_EXERCISE DIRECTIONS_
Below are the records; copy each line in them that holds the word "Fecha".

_EXCERPTED DATA_
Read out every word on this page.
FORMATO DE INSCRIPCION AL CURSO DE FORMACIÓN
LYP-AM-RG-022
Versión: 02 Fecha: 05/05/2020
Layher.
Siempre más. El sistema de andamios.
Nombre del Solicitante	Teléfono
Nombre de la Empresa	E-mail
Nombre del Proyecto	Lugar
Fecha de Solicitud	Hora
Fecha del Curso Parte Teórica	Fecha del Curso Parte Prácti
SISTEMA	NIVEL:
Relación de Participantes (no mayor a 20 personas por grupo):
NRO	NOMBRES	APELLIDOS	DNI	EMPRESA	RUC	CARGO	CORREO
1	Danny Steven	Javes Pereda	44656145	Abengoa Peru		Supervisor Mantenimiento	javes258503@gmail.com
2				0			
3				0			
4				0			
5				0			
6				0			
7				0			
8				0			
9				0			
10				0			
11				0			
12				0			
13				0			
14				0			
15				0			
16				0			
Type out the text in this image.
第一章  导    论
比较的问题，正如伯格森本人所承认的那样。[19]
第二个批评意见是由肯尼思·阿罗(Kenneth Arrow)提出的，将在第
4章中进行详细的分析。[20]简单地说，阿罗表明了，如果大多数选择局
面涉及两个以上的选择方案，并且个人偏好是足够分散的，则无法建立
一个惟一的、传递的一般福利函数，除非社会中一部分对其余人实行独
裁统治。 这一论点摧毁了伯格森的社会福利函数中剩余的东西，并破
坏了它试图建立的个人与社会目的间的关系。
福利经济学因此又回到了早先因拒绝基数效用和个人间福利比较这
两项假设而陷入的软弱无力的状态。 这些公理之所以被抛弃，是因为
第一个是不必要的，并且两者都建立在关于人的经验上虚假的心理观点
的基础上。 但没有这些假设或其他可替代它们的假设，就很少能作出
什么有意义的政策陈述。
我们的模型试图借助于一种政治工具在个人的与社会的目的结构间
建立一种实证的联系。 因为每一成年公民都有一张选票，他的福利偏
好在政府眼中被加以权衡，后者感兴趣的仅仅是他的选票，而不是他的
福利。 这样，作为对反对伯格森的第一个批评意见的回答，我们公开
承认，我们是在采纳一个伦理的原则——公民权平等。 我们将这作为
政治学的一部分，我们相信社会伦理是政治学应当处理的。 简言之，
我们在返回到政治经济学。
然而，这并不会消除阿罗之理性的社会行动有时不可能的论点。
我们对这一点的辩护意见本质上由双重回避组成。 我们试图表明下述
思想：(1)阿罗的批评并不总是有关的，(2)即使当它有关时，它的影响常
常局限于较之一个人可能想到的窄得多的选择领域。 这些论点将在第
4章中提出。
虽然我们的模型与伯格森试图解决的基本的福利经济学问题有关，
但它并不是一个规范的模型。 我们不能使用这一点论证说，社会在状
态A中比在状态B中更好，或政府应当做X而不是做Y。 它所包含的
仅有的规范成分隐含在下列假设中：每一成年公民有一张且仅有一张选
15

_PROBLEM SOLUTION_
Versión: 02 Fecha: 05/05/2020
Fecha de Solicitud	Hora
Fecha del Curso Parte Teórica	Fecha del Curso Parte Prácti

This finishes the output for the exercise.